From the entries that follow, gather each line holding the word "Polch".
--
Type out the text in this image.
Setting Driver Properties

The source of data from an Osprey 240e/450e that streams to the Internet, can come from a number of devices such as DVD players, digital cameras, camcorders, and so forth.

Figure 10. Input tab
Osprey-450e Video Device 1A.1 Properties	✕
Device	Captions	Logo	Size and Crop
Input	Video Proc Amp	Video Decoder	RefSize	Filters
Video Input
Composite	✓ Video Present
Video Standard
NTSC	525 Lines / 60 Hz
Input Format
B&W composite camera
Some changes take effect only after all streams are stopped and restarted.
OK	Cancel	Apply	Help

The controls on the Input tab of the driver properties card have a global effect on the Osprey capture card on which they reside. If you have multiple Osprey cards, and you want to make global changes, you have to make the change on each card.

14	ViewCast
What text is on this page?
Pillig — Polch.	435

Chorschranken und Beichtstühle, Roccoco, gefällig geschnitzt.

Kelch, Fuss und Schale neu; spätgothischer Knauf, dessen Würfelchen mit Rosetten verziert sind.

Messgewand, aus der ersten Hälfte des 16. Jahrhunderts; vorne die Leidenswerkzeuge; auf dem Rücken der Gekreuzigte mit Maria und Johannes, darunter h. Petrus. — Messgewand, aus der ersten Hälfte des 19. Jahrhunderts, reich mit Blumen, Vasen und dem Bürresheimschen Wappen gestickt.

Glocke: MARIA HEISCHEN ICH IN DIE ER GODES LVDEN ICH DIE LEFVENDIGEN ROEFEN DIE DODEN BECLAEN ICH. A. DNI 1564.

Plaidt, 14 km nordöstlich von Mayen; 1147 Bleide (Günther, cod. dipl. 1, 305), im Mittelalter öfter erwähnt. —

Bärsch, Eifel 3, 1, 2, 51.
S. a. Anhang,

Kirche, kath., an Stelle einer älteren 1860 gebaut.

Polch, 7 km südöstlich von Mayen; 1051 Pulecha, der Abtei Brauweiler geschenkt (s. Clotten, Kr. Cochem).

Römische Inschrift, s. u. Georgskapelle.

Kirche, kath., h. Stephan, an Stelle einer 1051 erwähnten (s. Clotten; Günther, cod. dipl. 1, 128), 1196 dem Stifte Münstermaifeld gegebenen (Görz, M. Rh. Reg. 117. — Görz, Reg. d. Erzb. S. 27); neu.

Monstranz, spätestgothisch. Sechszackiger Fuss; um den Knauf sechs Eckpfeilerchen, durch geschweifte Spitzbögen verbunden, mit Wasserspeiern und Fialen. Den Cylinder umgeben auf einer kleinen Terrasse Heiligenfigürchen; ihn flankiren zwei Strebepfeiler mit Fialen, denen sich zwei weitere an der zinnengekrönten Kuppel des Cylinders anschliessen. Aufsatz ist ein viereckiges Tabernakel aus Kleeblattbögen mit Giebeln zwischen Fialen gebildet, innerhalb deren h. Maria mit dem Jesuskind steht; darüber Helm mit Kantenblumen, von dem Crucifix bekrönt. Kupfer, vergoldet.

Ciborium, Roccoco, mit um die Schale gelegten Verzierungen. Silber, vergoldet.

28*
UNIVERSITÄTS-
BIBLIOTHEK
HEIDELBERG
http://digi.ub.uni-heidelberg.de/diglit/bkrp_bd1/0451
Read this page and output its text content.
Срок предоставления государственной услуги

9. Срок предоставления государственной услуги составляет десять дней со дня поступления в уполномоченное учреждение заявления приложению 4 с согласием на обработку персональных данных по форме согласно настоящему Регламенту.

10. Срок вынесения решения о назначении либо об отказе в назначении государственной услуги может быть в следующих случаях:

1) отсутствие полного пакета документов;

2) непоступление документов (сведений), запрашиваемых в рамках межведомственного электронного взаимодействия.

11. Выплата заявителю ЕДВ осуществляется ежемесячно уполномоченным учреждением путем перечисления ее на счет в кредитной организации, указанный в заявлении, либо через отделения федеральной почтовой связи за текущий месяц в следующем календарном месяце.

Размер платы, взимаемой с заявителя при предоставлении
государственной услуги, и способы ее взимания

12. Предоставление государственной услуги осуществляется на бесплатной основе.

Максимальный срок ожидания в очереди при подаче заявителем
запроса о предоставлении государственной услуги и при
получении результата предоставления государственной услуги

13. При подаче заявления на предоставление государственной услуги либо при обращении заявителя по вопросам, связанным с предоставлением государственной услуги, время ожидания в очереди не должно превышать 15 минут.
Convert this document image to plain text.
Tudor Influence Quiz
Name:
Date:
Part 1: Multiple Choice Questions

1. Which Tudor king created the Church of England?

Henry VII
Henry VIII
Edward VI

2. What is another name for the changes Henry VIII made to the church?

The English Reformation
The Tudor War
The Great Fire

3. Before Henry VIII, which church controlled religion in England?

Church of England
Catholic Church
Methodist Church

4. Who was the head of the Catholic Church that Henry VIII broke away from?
--
EXERCISE SOLUTION:
Pillig — Polch.	435
Polch, 7 km südöstlich von Mayen; 1051 Pulecha, der Abtei Brauweiler geschenkt (s. Clotten, Kr. Cochem).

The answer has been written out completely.